- [EXERCISE]
Return the listing below unchanged, minus its pictures.

════════════════════

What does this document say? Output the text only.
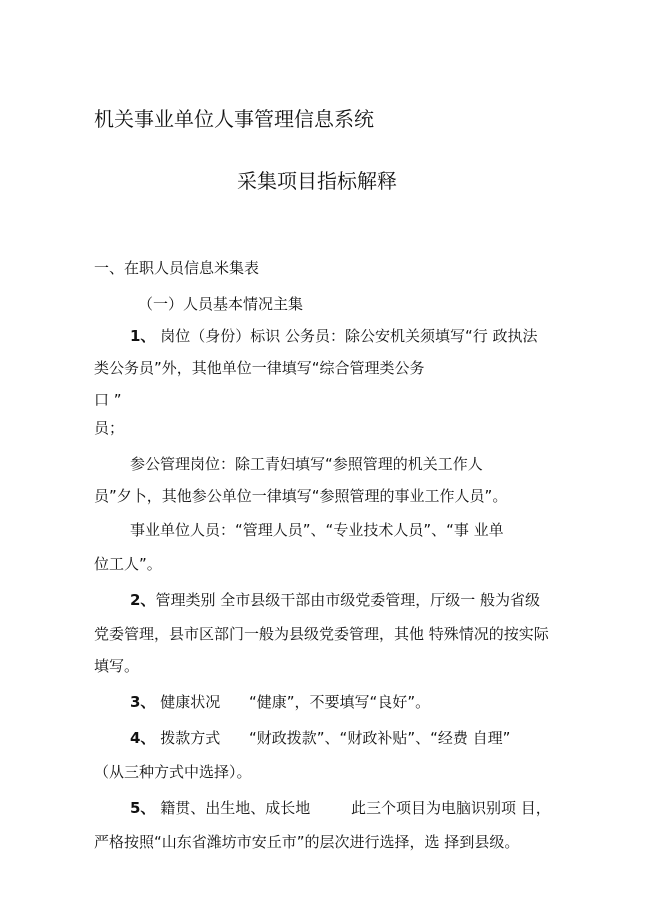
机关事业单位人事管理信息系统
采集项目指标解释
一、在职人员信息米集表
（一）人员基本情况主集
1、 岗位（身份）标识 公务员：除公安机关须填写“行 政执法
类公务员”外，其他单位一律填写“综合管理类公务
口 ”
员；
参公管理岗位：除工青妇填写“参照管理的机关工作人
员”夕卜，其他参公单位一律填写“参照管理的事业工作人员”。
事业单位人员：“管理人员”、“专业技术人员”、“事 业单
位工人”。
2、管理类别 全市县级干部由市级党委管理，厅级一 般为省级
党委管理，县市区部门一般为县级党委管理，其他 特殊情况的按实际
填写。
3、 健康状况 “健康”，不要填写“良好”。
4、 拨款方式 “财政拨款”、“财政补贴”、“经费 自理”
（从三种方式中选择）。
5、 籍贯、出生地、成长地	此三个项目为电脑识别项 目，
严格按照“山东省潍坊市安丘市”的层次进行选择，选 择到县级。
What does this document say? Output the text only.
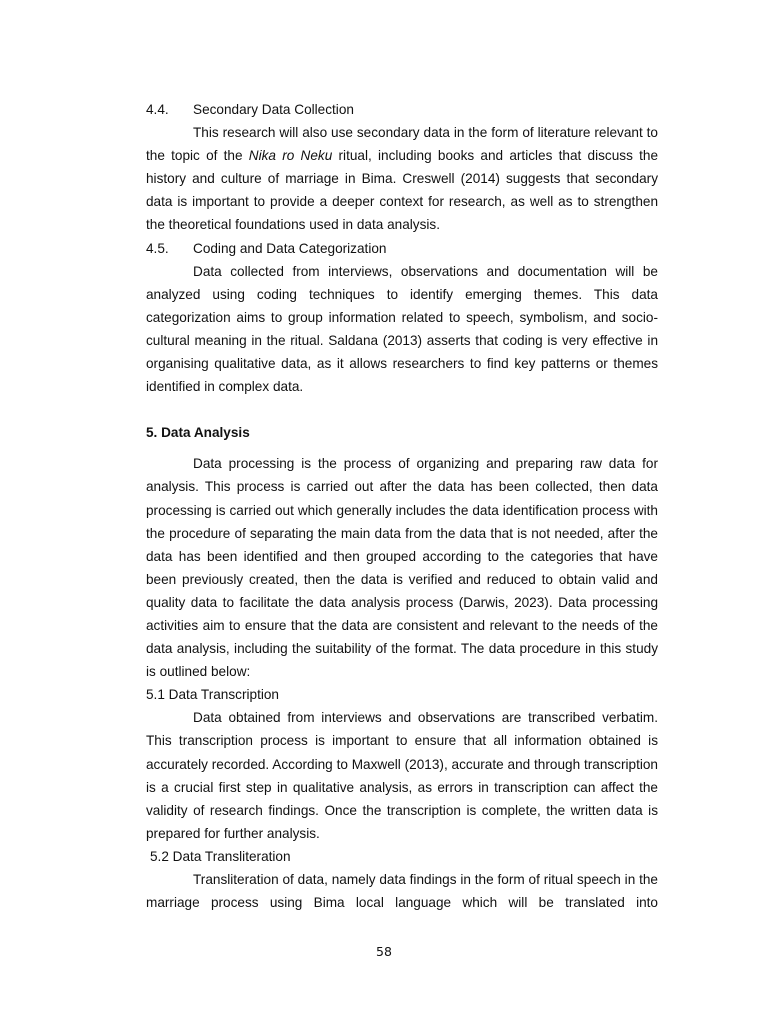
4.4.	Secondary Data Collection

This research will also use secondary data in the form of literature relevant to the topic of the Nika ro Neku ritual, including books and articles that discuss the history and culture of marriage in Bima. Creswell (2014) suggests that secondary data is important to provide a deeper context for research, as well as to strengthen the theoretical foundations used in data analysis.

4.5.	Coding and Data Categorization

Data collected from interviews, observations and documentation will be analyzed using coding techniques to identify emerging themes. This data categorization aims to group information related to speech, symbolism, and socio-cultural meaning in the ritual. Saldana (2013) asserts that coding is very effective in organising qualitative data, as it allows researchers to find key patterns or themes identified in complex data.

5. Data Analysis

Data processing is the process of organizing and preparing raw data for analysis. This process is carried out after the data has been collected, then data processing is carried out which generally includes the data identification process with the procedure of separating the main data from the data that is not needed, after the data has been identified and then grouped according to the categories that have been previously created, then the data is verified and reduced to obtain valid and quality data to facilitate the data analysis process (Darwis, 2023). Data processing activities aim to ensure that the data are consistent and relevant to the needs of the data analysis, including the suitability of the format. The data procedure in this study is outlined below:

5.1 Data Transcription

Data obtained from interviews and observations are transcribed verbatim. This transcription process is important to ensure that all information obtained is accurately recorded. According to Maxwell (2013), accurate and through transcription is a crucial first step in qualitative analysis, as errors in transcription can affect the validity of research findings. Once the transcription is complete, the written data is prepared for further analysis.

5.2 Data Transliteration

Transliteration of data, namely data findings in the form of ritual speech in the marriage process using Bima local language which will be translated into

58
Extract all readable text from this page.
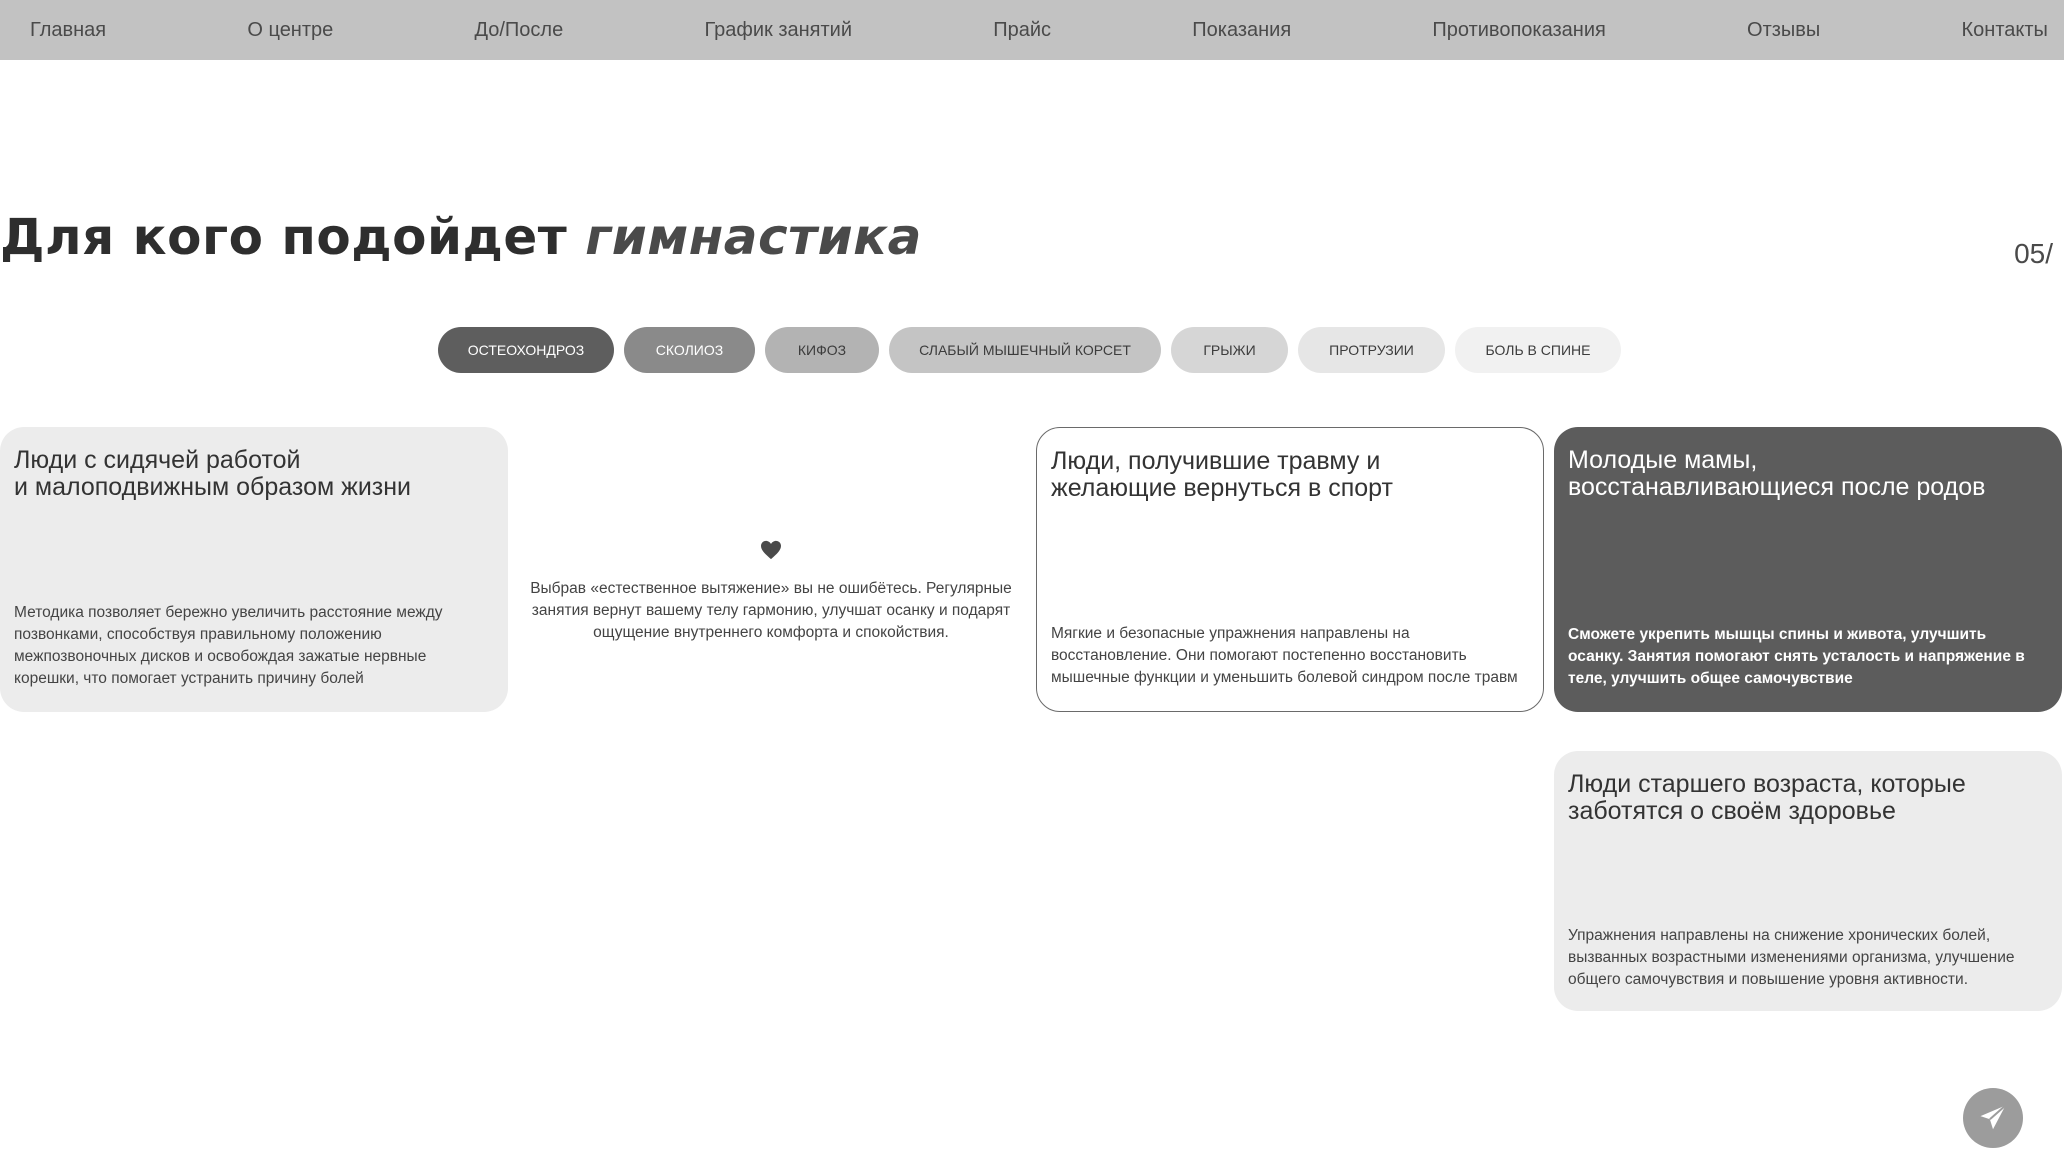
Главная	О центре	До/После	График занятий	Прайс	Показания	Противопоказания	Отзывы	Контакты
Для кого подойдет гимнастика	05/
ОСТЕОХОНДРОЗ	СКОЛИОЗ	КИФОЗ	СЛАБЫЙ МЫШЕЧНЫЙ КОРСЕТ	ГРЫЖИ	ПРОТРУЗИИ	БОЛЬ В СПИНЕ
Люди с сидячей работой
и малоподвижным образом жизни
Методика позволяет бережно увеличить расстояние между позвонками, способствуя правильному положению межпозвоночных дисков и освобождая зажатые нервные корешки, что помогает устранить причину болей
Выбрав «естественное вытяжение» вы не ошибётесь. Регулярные занятия вернут вашему телу гармонию, улучшат осанку и подарят ощущение внутреннего комфорта и спокойствия.
Люди, получившие травму и
желающие вернуться в спорт
Мягкие и безопасные упражнения направлены на восстановление. Они помогают постепенно восстановить мышечные функции и уменьшить болевой синдром после травм
Молодые мамы,
восстанавливающиеся после родов
Сможете укрепить мышцы спины и живота, улучшить осанку. Занятия помогают снять усталость и напряжение в теле, улучшить общее самочувствие
Люди старшего возраста, которые
заботятся о своём здоровье
Упражнения направлены на снижение хронических болей, вызванных возрастными изменениями организма, улучшение общего самочувствия и повышение уровня активности.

════════════════════

- [RESPONSE TO THE TASK]
What does this document say? Output the text only.
机关事业单位人事管理信息系统
采集项目指标解释
一、在职人员信息米集表
（一）人员基本情况主集
1、 岗位（身份）标识 公务员：除公安机关须填写“行 政执法
类公务员”外，其他单位一律填写“综合管理类公务
口 ”
员；
参公管理岗位：除工青妇填写“参照管理的机关工作人
员”夕卜，其他参公单位一律填写“参照管理的事业工作人员”。
事业单位人员：“管理人员”、“专业技术人员”、“事 业单
位工人”。
2、管理类别 全市县级干部由市级党委管理，厅级一 般为省级
党委管理，县市区部门一般为县级党委管理，其他 特殊情况的按实际
填写。
3、 健康状况 “健康”，不要填写“良好”。
4、 拨款方式 “财政拨款”、“财政补贴”、“经费 自理”
（从三种方式中选择）。
5、 籍贯、出生地、成长地	此三个项目为电脑识别项 目，
严格按照“山东省潍坊市安丘市”的层次进行选择，选 择到县级。
What does this document say? Output the text only.
4.4.	Secondary Data Collection

This research will also use secondary data in the form of literature relevant to the topic of the Nika ro Neku ritual, including books and articles that discuss the history and culture of marriage in Bima. Creswell (2014) suggests that secondary data is important to provide a deeper context for research, as well as to strengthen the theoretical foundations used in data analysis.

4.5.	Coding and Data Categorization

Data collected from interviews, observations and documentation will be analyzed using coding techniques to identify emerging themes. This data categorization aims to group information related to speech, symbolism, and socio-cultural meaning in the ritual. Saldana (2013) asserts that coding is very effective in organising qualitative data, as it allows researchers to find key patterns or themes identified in complex data.

5. Data Analysis

Data processing is the process of organizing and preparing raw data for analysis. This process is carried out after the data has been collected, then data processing is carried out which generally includes the data identification process with the procedure of separating the main data from the data that is not needed, after the data has been identified and then grouped according to the categories that have been previously created, then the data is verified and reduced to obtain valid and quality data to facilitate the data analysis process (Darwis, 2023). Data processing activities aim to ensure that the data are consistent and relevant to the needs of the data analysis, including the suitability of the format. The data procedure in this study is outlined below:

5.1 Data Transcription

Data obtained from interviews and observations are transcribed verbatim. This transcription process is important to ensure that all information obtained is accurately recorded. According to Maxwell (2013), accurate and through transcription is a crucial first step in qualitative analysis, as errors in transcription can affect the validity of research findings. Once the transcription is complete, the written data is prepared for further analysis.

5.2 Data Transliteration

Transliteration of data, namely data findings in the form of ritual speech in the marriage process using Bima local language which will be translated into

58
Extract all readable text from this page.
Главная	О центре	До/После	График занятий	Прайс	Показания	Противопоказания	Отзывы	Контакты
Для кого подойдет гимнастика	05/
ОСТЕОХОНДРОЗ	СКОЛИОЗ	КИФОЗ	СЛАБЫЙ МЫШЕЧНЫЙ КОРСЕТ	ГРЫЖИ	ПРОТРУЗИИ	БОЛЬ В СПИНЕ
Люди с сидячей работой
и малоподвижным образом жизни
Методика позволяет бережно увеличить расстояние между позвонками, способствуя правильному положению межпозвоночных дисков и освобождая зажатые нервные корешки, что помогает устранить причину болей
Выбрав «естественное вытяжение» вы не ошибётесь. Регулярные занятия вернут вашему телу гармонию, улучшат осанку и подарят ощущение внутреннего комфорта и спокойствия.
Люди, получившие травму и
желающие вернуться в спорт
Мягкие и безопасные упражнения направлены на восстановление. Они помогают постепенно восстановить мышечные функции и уменьшить болевой синдром после травм
Молодые мамы,
восстанавливающиеся после родов
Сможете укрепить мышцы спины и живота, улучшить осанку. Занятия помогают снять усталость и напряжение в теле, улучшить общее самочувствие
Люди старшего возраста, которые
заботятся о своём здоровье
Упражнения направлены на снижение хронических болей, вызванных возрастными изменениями организма, улучшение общего самочувствия и повышение уровня активности.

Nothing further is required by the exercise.